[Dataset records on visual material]
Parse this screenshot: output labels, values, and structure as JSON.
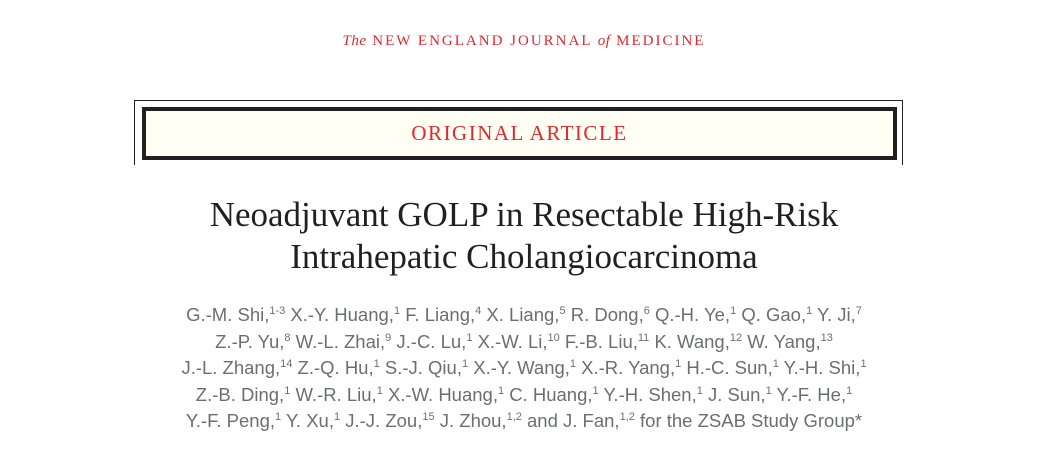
{
  "journal": {
    "prefix": "The",
    "name_a": "NEW ENGLAND JOURNAL",
    "of": "of",
    "name_b": "MEDICINE"
  },
  "badge": "ORIGINAL ARTICLE",
  "title": {
    "line1": "Neoadjuvant GOLP in Resectable High-Risk",
    "line2": "Intrahepatic Cholangiocarcinoma"
  },
  "colors": {
    "accent": "#e3262f",
    "text": "#231f20",
    "authors": "#6d6e71",
    "badge_bg": "#fffff4"
  },
  "authors": [
    [
      [
        "G.-M. Shi,",
        "1-3"
      ],
      [
        "X.-Y. Huang,",
        "1"
      ],
      [
        "F. Liang,",
        "4"
      ],
      [
        "X. Liang,",
        "5"
      ],
      [
        "R. Dong,",
        "6"
      ],
      [
        "Q.-H. Ye,",
        "1"
      ],
      [
        "Q. Gao,",
        "1"
      ],
      [
        "Y. Ji,",
        "7"
      ]
    ],
    [
      [
        "Z.-P. Yu,",
        "8"
      ],
      [
        "W.-L. Zhai,",
        "9"
      ],
      [
        "J.-C. Lu,",
        "1"
      ],
      [
        "X.-W. Li,",
        "10"
      ],
      [
        "F.-B. Liu,",
        "11"
      ],
      [
        "K. Wang,",
        "12"
      ],
      [
        "W. Yang,",
        "13"
      ]
    ],
    [
      [
        "J.-L. Zhang,",
        "14"
      ],
      [
        "Z.-Q. Hu,",
        "1"
      ],
      [
        "S.-J. Qiu,",
        "1"
      ],
      [
        "X.-Y. Wang,",
        "1"
      ],
      [
        "X.-R. Yang,",
        "1"
      ],
      [
        "H.-C. Sun,",
        "1"
      ],
      [
        "Y.-H. Shi,",
        "1"
      ]
    ],
    [
      [
        "Z.-B. Ding,",
        "1"
      ],
      [
        "W.-R. Liu,",
        "1"
      ],
      [
        "X.-W. Huang,",
        "1"
      ],
      [
        "C. Huang,",
        "1"
      ],
      [
        "Y.-H. Shen,",
        "1"
      ],
      [
        "J. Sun,",
        "1"
      ],
      [
        "Y.-F. He,",
        "1"
      ]
    ],
    [
      [
        "Y.-F. Peng,",
        "1"
      ],
      [
        "Y. Xu,",
        "1"
      ],
      [
        "J.-J. Zou,",
        "15"
      ],
      [
        "J. Zhou,",
        "1,2"
      ],
      [
        "and J. Fan,",
        "1,2"
      ],
      [
        "for the ZSAB Study Group*",
        ""
      ]
    ]
  ]
}
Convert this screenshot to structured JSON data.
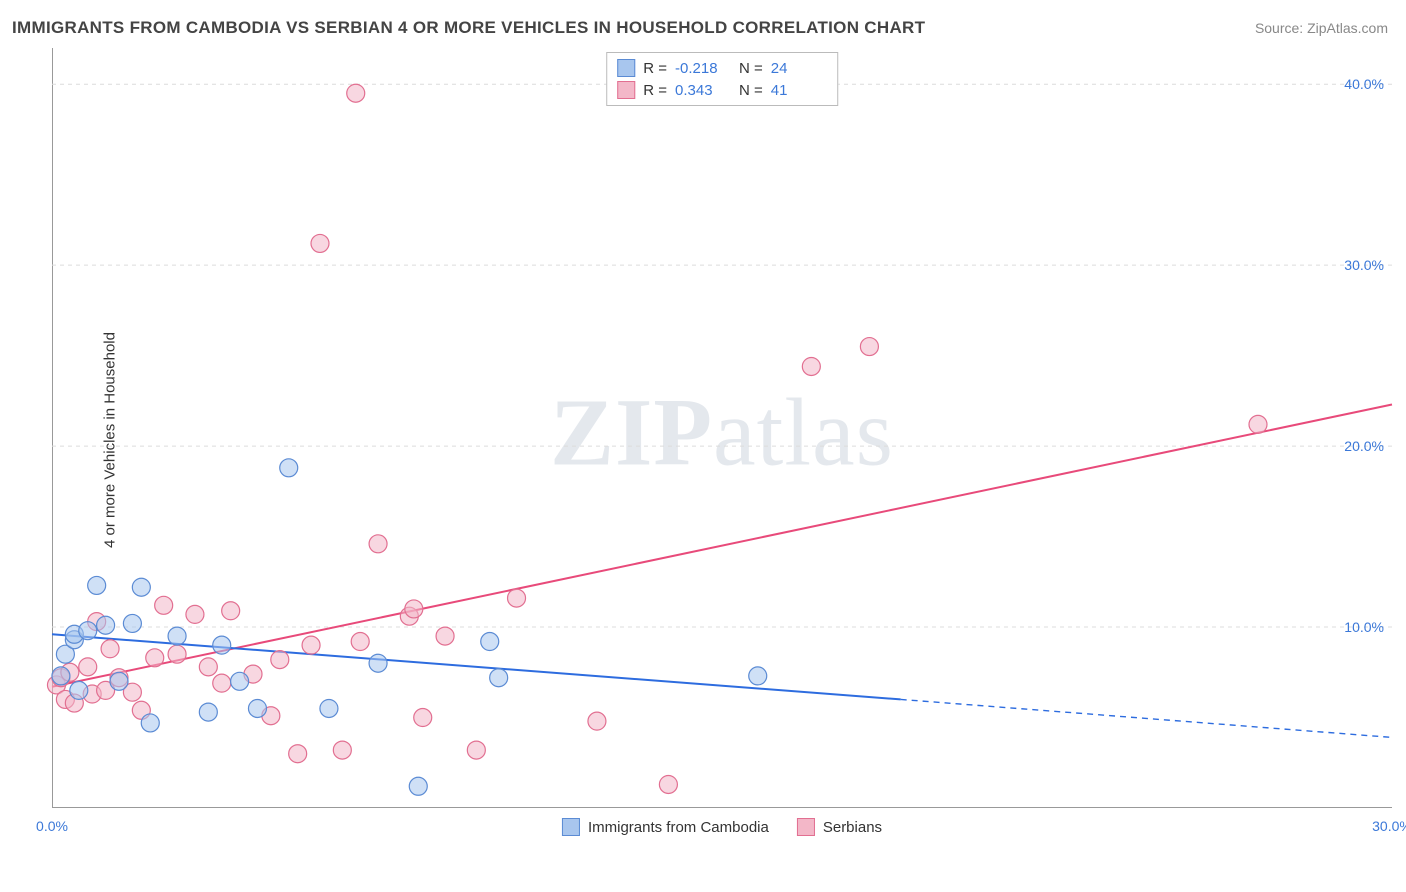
{
  "title": "IMMIGRANTS FROM CAMBODIA VS SERBIAN 4 OR MORE VEHICLES IN HOUSEHOLD CORRELATION CHART",
  "source": "Source: ZipAtlas.com",
  "watermark_a": "ZIP",
  "watermark_b": "atlas",
  "y_axis_title": "4 or more Vehicles in Household",
  "chart": {
    "type": "scatter",
    "xlim": [
      0,
      30
    ],
    "ylim": [
      0,
      42
    ],
    "y_gridlines": [
      10,
      20,
      30,
      40
    ],
    "y_tick_labels": [
      "10.0%",
      "20.0%",
      "30.0%",
      "40.0%"
    ],
    "y_tick_positions": [
      10,
      20,
      30,
      40
    ],
    "x_tick_labels": [
      "0.0%",
      "30.0%"
    ],
    "x_tick_positions": [
      0,
      30
    ],
    "background_color": "#ffffff",
    "grid_color": "#dcdcdc",
    "axis_color": "#999999",
    "tick_label_color": "#3b78d8",
    "tick_fontsize": 14,
    "label_fontsize": 15,
    "title_fontsize": 17,
    "title_color": "#444444",
    "point_radius": 9,
    "point_opacity": 0.55,
    "line_width": 2,
    "series": {
      "cambodia": {
        "label": "Immigrants from Cambodia",
        "fill_color": "#a8c6ee",
        "stroke_color": "#5b8bd4",
        "line_color": "#2d6cdf",
        "R": "-0.218",
        "N": "24",
        "points": [
          [
            0.2,
            7.3
          ],
          [
            0.3,
            8.5
          ],
          [
            0.5,
            9.3
          ],
          [
            0.5,
            9.6
          ],
          [
            0.8,
            9.8
          ],
          [
            1.0,
            12.3
          ],
          [
            1.2,
            10.1
          ],
          [
            1.5,
            7.0
          ],
          [
            2.0,
            12.2
          ],
          [
            2.2,
            4.7
          ],
          [
            2.8,
            9.5
          ],
          [
            3.5,
            5.3
          ],
          [
            3.8,
            9.0
          ],
          [
            4.2,
            7.0
          ],
          [
            4.6,
            5.5
          ],
          [
            5.3,
            18.8
          ],
          [
            6.2,
            5.5
          ],
          [
            7.3,
            8.0
          ],
          [
            8.2,
            1.2
          ],
          [
            9.8,
            9.2
          ],
          [
            10.0,
            7.2
          ],
          [
            0.6,
            6.5
          ],
          [
            1.8,
            10.2
          ],
          [
            15.8,
            7.3
          ]
        ],
        "trend": {
          "x1": 0,
          "y1": 9.6,
          "x2": 19,
          "y2": 6.0,
          "dash_x2": 30,
          "dash_y2": 3.9
        }
      },
      "serbians": {
        "label": "Serbians",
        "fill_color": "#f3b7c8",
        "stroke_color": "#e26f91",
        "line_color": "#e84a7a",
        "R": "0.343",
        "N": "41",
        "points": [
          [
            0.1,
            6.8
          ],
          [
            0.2,
            7.2
          ],
          [
            0.3,
            6.0
          ],
          [
            0.4,
            7.5
          ],
          [
            0.5,
            5.8
          ],
          [
            0.8,
            7.8
          ],
          [
            0.9,
            6.3
          ],
          [
            1.2,
            6.5
          ],
          [
            1.3,
            8.8
          ],
          [
            1.5,
            7.2
          ],
          [
            1.8,
            6.4
          ],
          [
            2.0,
            5.4
          ],
          [
            2.3,
            8.3
          ],
          [
            2.5,
            11.2
          ],
          [
            2.8,
            8.5
          ],
          [
            3.2,
            10.7
          ],
          [
            3.5,
            7.8
          ],
          [
            3.8,
            6.9
          ],
          [
            4.0,
            10.9
          ],
          [
            4.5,
            7.4
          ],
          [
            4.9,
            5.1
          ],
          [
            5.1,
            8.2
          ],
          [
            5.5,
            3.0
          ],
          [
            5.8,
            9.0
          ],
          [
            6.0,
            31.2
          ],
          [
            6.5,
            3.2
          ],
          [
            6.8,
            39.5
          ],
          [
            6.9,
            9.2
          ],
          [
            7.3,
            14.6
          ],
          [
            8.0,
            10.6
          ],
          [
            8.1,
            11.0
          ],
          [
            8.3,
            5.0
          ],
          [
            8.8,
            9.5
          ],
          [
            9.5,
            3.2
          ],
          [
            10.4,
            11.6
          ],
          [
            12.2,
            4.8
          ],
          [
            13.8,
            1.3
          ],
          [
            17.0,
            24.4
          ],
          [
            18.3,
            25.5
          ],
          [
            27.0,
            21.2
          ],
          [
            1.0,
            10.3
          ]
        ],
        "trend": {
          "x1": 0,
          "y1": 6.7,
          "x2": 30,
          "y2": 22.3
        }
      }
    }
  },
  "stats_legend": {
    "r_label": "R =",
    "n_label": "N ="
  }
}
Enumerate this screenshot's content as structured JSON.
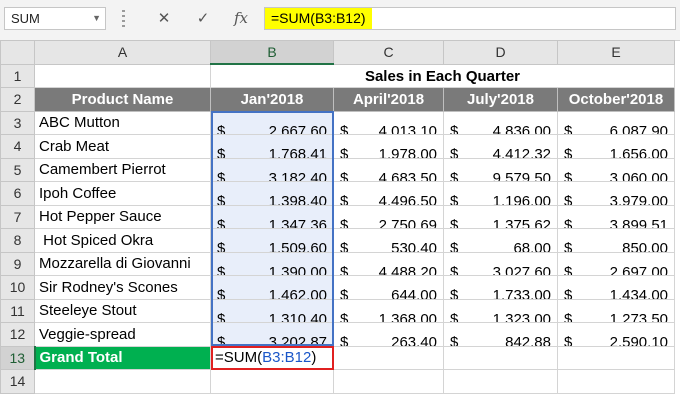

▶ _WRITTEN EXERCISE_
Reproduce every record word for word. The copy must contain no pictures.

▶ _TASK OUTPUT_
Parse this screenshot: output labels, values, and structure as JSON.
{
  "journal": {
    "prefix": "The",
    "name_a": "NEW ENGLAND JOURNAL",
    "of": "of",
    "name_b": "MEDICINE"
  },
  "badge": "ORIGINAL ARTICLE",
  "title": {
    "line1": "Neoadjuvant GOLP in Resectable High-Risk",
    "line2": "Intrahepatic Cholangiocarcinoma"
  },
  "colors": {
    "accent": "#e3262f",
    "text": "#231f20",
    "authors": "#6d6e71",
    "badge_bg": "#fffff4"
  },
  "authors": [
    [
      [
        "G.-M. Shi,",
        "1-3"
      ],
      [
        "X.-Y. Huang,",
        "1"
      ],
      [
        "F. Liang,",
        "4"
      ],
      [
        "X. Liang,",
        "5"
      ],
      [
        "R. Dong,",
        "6"
      ],
      [
        "Q.-H. Ye,",
        "1"
      ],
      [
        "Q. Gao,",
        "1"
      ],
      [
        "Y. Ji,",
        "7"
      ]
    ],
    [
      [
        "Z.-P. Yu,",
        "8"
      ],
      [
        "W.-L. Zhai,",
        "9"
      ],
      [
        "J.-C. Lu,",
        "1"
      ],
      [
        "X.-W. Li,",
        "10"
      ],
      [
        "F.-B. Liu,",
        "11"
      ],
      [
        "K. Wang,",
        "12"
      ],
      [
        "W. Yang,",
        "13"
      ]
    ],
    [
      [
        "J.-L. Zhang,",
        "14"
      ],
      [
        "Z.-Q. Hu,",
        "1"
      ],
      [
        "S.-J. Qiu,",
        "1"
      ],
      [
        "X.-Y. Wang,",
        "1"
      ],
      [
        "X.-R. Yang,",
        "1"
      ],
      [
        "H.-C. Sun,",
        "1"
      ],
      [
        "Y.-H. Shi,",
        "1"
      ]
    ],
    [
      [
        "Z.-B. Ding,",
        "1"
      ],
      [
        "W.-R. Liu,",
        "1"
      ],
      [
        "X.-W. Huang,",
        "1"
      ],
      [
        "C. Huang,",
        "1"
      ],
      [
        "Y.-H. Shen,",
        "1"
      ],
      [
        "J. Sun,",
        "1"
      ],
      [
        "Y.-F. He,",
        "1"
      ]
    ],
    [
      [
        "Y.-F. Peng,",
        "1"
      ],
      [
        "Y. Xu,",
        "1"
      ],
      [
        "J.-J. Zou,",
        "15"
      ],
      [
        "J. Zhou,",
        "1,2"
      ],
      [
        "and J. Fan,",
        "1,2"
      ],
      [
        "for the ZSAB Study Group*",
        ""
      ]
    ]
  ]
}
Convert this screenshot to structured JSON data.
{
  "title": "IMMIGRANTS FROM CAMBODIA VS SERBIAN 4 OR MORE VEHICLES IN HOUSEHOLD CORRELATION CHART",
  "source": "Source: ZipAtlas.com",
  "watermark_a": "ZIP",
  "watermark_b": "atlas",
  "y_axis_title": "4 or more Vehicles in Household",
  "chart": {
    "type": "scatter",
    "xlim": [
      0,
      30
    ],
    "ylim": [
      0,
      42
    ],
    "y_gridlines": [
      10,
      20,
      30,
      40
    ],
    "y_tick_labels": [
      "10.0%",
      "20.0%",
      "30.0%",
      "40.0%"
    ],
    "y_tick_positions": [
      10,
      20,
      30,
      40
    ],
    "x_tick_labels": [
      "0.0%",
      "30.0%"
    ],
    "x_tick_positions": [
      0,
      30
    ],
    "background_color": "#ffffff",
    "grid_color": "#dcdcdc",
    "axis_color": "#999999",
    "tick_label_color": "#3b78d8",
    "tick_fontsize": 14,
    "label_fontsize": 15,
    "title_fontsize": 17,
    "title_color": "#444444",
    "point_radius": 9,
    "point_opacity": 0.55,
    "line_width": 2,
    "series": {
      "cambodia": {
        "label": "Immigrants from Cambodia",
        "fill_color": "#a8c6ee",
        "stroke_color": "#5b8bd4",
        "line_color": "#2d6cdf",
        "R": "-0.218",
        "N": "24",
        "points": [
          [
            0.2,
            7.3
          ],
          [
            0.3,
            8.5
          ],
          [
            0.5,
            9.3
          ],
          [
            0.5,
            9.6
          ],
          [
            0.8,
            9.8
          ],
          [
            1.0,
            12.3
          ],
          [
            1.2,
            10.1
          ],
          [
            1.5,
            7.0
          ],
          [
            2.0,
            12.2
          ],
          [
            2.2,
            4.7
          ],
          [
            2.8,
            9.5
          ],
          [
            3.5,
            5.3
          ],
          [
            3.8,
            9.0
          ],
          [
            4.2,
            7.0
          ],
          [
            4.6,
            5.5
          ],
          [
            5.3,
            18.8
          ],
          [
            6.2,
            5.5
          ],
          [
            7.3,
            8.0
          ],
          [
            8.2,
            1.2
          ],
          [
            9.8,
            9.2
          ],
          [
            10.0,
            7.2
          ],
          [
            0.6,
            6.5
          ],
          [
            1.8,
            10.2
          ],
          [
            15.8,
            7.3
          ]
        ],
        "trend": {
          "x1": 0,
          "y1": 9.6,
          "x2": 19,
          "y2": 6.0,
          "dash_x2": 30,
          "dash_y2": 3.9
        }
      },
      "serbians": {
        "label": "Serbians",
        "fill_color": "#f3b7c8",
        "stroke_color": "#e26f91",
        "line_color": "#e84a7a",
        "R": "0.343",
        "N": "41",
        "points": [
          [
            0.1,
            6.8
          ],
          [
            0.2,
            7.2
          ],
          [
            0.3,
            6.0
          ],
          [
            0.4,
            7.5
          ],
          [
            0.5,
            5.8
          ],
          [
            0.8,
            7.8
          ],
          [
            0.9,
            6.3
          ],
          [
            1.2,
            6.5
          ],
          [
            1.3,
            8.8
          ],
          [
            1.5,
            7.2
          ],
          [
            1.8,
            6.4
          ],
          [
            2.0,
            5.4
          ],
          [
            2.3,
            8.3
          ],
          [
            2.5,
            11.2
          ],
          [
            2.8,
            8.5
          ],
          [
            3.2,
            10.7
          ],
          [
            3.5,
            7.8
          ],
          [
            3.8,
            6.9
          ],
          [
            4.0,
            10.9
          ],
          [
            4.5,
            7.4
          ],
          [
            4.9,
            5.1
          ],
          [
            5.1,
            8.2
          ],
          [
            5.5,
            3.0
          ],
          [
            5.8,
            9.0
          ],
          [
            6.0,
            31.2
          ],
          [
            6.5,
            3.2
          ],
          [
            6.8,
            39.5
          ],
          [
            6.9,
            9.2
          ],
          [
            7.3,
            14.6
          ],
          [
            8.0,
            10.6
          ],
          [
            8.1,
            11.0
          ],
          [
            8.3,
            5.0
          ],
          [
            8.8,
            9.5
          ],
          [
            9.5,
            3.2
          ],
          [
            10.4,
            11.6
          ],
          [
            12.2,
            4.8
          ],
          [
            13.8,
            1.3
          ],
          [
            17.0,
            24.4
          ],
          [
            18.3,
            25.5
          ],
          [
            27.0,
            21.2
          ],
          [
            1.0,
            10.3
          ]
        ],
        "trend": {
          "x1": 0,
          "y1": 6.7,
          "x2": 30,
          "y2": 22.3
        }
      }
    }
  },
  "stats_legend": {
    "r_label": "R =",
    "n_label": "N ="
  }
}
Enumerate this screenshot's content as structured JSON.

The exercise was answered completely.